→ 本文:

________________________

真夏の東京が温室の蒸し暑さなら、乾期のアンコール遺跡観光は、砂漠で火炎放射器くらい太陽が強烈。それじゃ丸焦げですけど!! エアコンの効いた建物への逃げ場がなくて、ほとんどの時間が直射日光を浴び放題。暑い。暑すぎる。肌がヂリヂリ焼けて脳天から煙が出そう。鰹のタタキになったみたい。確実に脳みそが蒸発している気がする。頭の真上に小さな雲が欲しい。手作り雲セットを出して、お願いドラ○もーん!! ・・・という様な事を考えながら黙々と歩く。


■11:50〜12:05
5) 「ピミアナカス」Phimeanakas (見学時間目安15〜30分) ★★★
創建[第一次アンコール都城(900年頃)、勢力分裂から国内統一(1000年頃)、◎内乱・戦争で混乱(1100年頃)、クメール文化の頂点(1200年頃)]


11世紀初頭、スールヤヴァルマン1世によって創建されたピラミッド型の寺院。「天上の宮殿」という意味がある。いやーん、素敵ー!! 儀式を執り行う重要な寺院であったため、代々の王によって増改築が行われている。



     
修復待ちの石材がごろごろと置かれている。




木陰でくつろぐ、アンコール・チケットのチェックをする人。



   
育ちすぎ。

________________________

→ 提示データ:
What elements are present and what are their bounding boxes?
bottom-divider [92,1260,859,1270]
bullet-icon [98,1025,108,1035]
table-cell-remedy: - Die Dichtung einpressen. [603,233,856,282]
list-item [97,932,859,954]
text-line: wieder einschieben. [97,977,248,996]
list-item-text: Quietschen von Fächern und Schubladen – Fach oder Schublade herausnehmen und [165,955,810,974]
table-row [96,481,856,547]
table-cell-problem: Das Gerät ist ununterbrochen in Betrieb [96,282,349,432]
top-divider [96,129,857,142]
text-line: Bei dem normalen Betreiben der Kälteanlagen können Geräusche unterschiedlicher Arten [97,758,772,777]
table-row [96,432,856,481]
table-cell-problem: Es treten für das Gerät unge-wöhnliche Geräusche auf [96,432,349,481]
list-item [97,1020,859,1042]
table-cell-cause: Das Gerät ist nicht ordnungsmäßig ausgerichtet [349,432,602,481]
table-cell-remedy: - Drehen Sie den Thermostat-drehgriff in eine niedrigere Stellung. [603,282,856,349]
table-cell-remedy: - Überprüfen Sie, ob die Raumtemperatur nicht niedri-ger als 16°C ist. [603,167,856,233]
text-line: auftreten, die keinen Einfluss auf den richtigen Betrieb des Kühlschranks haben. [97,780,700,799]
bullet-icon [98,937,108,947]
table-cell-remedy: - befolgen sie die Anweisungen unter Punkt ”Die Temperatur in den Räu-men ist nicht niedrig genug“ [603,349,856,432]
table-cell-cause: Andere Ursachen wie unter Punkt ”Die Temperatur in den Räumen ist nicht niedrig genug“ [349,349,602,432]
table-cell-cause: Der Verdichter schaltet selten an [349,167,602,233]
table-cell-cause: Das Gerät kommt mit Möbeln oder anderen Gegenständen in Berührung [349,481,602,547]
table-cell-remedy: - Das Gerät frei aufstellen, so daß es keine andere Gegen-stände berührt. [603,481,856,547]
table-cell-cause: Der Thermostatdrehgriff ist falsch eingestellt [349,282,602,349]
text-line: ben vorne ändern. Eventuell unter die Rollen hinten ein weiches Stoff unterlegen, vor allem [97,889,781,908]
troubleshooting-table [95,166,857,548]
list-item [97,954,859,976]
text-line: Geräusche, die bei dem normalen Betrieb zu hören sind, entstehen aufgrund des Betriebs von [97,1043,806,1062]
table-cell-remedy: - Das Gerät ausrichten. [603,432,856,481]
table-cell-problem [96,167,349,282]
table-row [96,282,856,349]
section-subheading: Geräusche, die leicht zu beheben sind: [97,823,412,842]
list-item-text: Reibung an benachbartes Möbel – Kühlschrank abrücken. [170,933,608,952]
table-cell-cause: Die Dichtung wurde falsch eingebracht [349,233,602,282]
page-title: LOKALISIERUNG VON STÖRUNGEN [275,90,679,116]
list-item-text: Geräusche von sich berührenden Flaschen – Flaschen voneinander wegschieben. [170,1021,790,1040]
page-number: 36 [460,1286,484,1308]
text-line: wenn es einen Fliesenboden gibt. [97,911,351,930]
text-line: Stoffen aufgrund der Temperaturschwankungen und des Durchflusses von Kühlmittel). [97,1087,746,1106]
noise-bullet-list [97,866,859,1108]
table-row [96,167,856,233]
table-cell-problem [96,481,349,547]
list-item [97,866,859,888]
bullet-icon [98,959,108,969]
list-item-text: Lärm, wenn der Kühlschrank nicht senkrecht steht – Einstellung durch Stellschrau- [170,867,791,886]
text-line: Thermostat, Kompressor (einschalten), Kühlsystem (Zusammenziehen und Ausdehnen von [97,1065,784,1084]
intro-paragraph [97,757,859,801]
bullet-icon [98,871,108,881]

________________________

→ 作業内容:
a: アンコール遺跡観光の本文について、次の(i)〜(iii)が内容と一致するかどうかを「はい」または「いいえ」で答え、判断の根拠となる本文の語句をそのまま引用してください。(i) ピミアナカスは11世紀初頭にスールヤヴァルマン1世によって創建された。(ii) ピミアナカスの見学時間の目安は1時間以上とされている。(iii) ピミアナカスは創建後、増改築されることなく現在に至っている。
b: アンコール遺跡観光の本文を、最後の文の後から書き継いでください。
データは本文とは別の資料として扱ってください。

→ 解答例:
a:
(i) はい。「11世紀初頭、スールヤヴァルマン1世によって創建されたピラミッド型の寺院。」
(ii) いいえ。「見学時間目安15〜30分」
(iii) いいえ。「代々の王によって増改築が行われている。」

b:
ジェンガ・マニアが1本ずつ抜きたくなるような感じで。




「王宮」は木造だったため痕跡は残っていない。写真は敷地内にある「女池」。




眠れる遺跡の少女。
気持ち良さそうに寝ているけど、石はかなり熱い。




王宮の塔門



■12:15〜12:35
6)「象のテラス」Elephant Terrace (見学時間目安10分) ★★★
創建[第一次アンコール都城(900年頃)、勢力分裂から国内統一(1000年頃)、内乱・戦争で混乱(1100年頃)、◎クメール文化の頂点(1200年頃)]


12世紀末にジャヤヴァルマン7世が創建、13世紀後半にジャヤヴァルマン8世が改修。王宮前に南北350mにわたって築かれたテラス。王族たちが閲兵を行ったとされる。基壇に象を浮き彫りにすることから「象のテラス」と呼ばれている。


    
テラスに上るとこんな感じで



          
下を歩くとこんな感じで



7)「ライ王のテラス」Leperking Terrace (見学時間目安10分) ★★★
創建[第一次アンコール都城(900年頃)、勢力分裂から国内統一(1000年頃)、内乱・戦争で混乱(1100年頃)、◎クメール文化の頂点(1200年頃)]


 
ライ王像のレプリカ。本物は首都プノンペンにある。



       
12世紀末にジャヤヴァルマン7世が創建。それ以前にテラスの原型があり、1度崩壊し後世に再構築する際に隠されていた元々の壁面。
テトリスでブロックの隙間を埋めたくなるような通路。外壁と壁の間でカクカクと曲がる。




ライ王のテラスから象のテラス方向



 
ライ王のテラスへ上がる階段へ、ざくざく落ちてくる実。遠い記憶に引き戻されそうになるくらい臭い。ここはどこだ!! 銀杏と、金木犀と、真夏の直射日光でホカホカに温められた生ゴミと、腐りかけのマンゴーを混ぜたような匂い。どんな匂いだ。臭いながらも、ほんの微かに気怠い甘い香りも漂っている。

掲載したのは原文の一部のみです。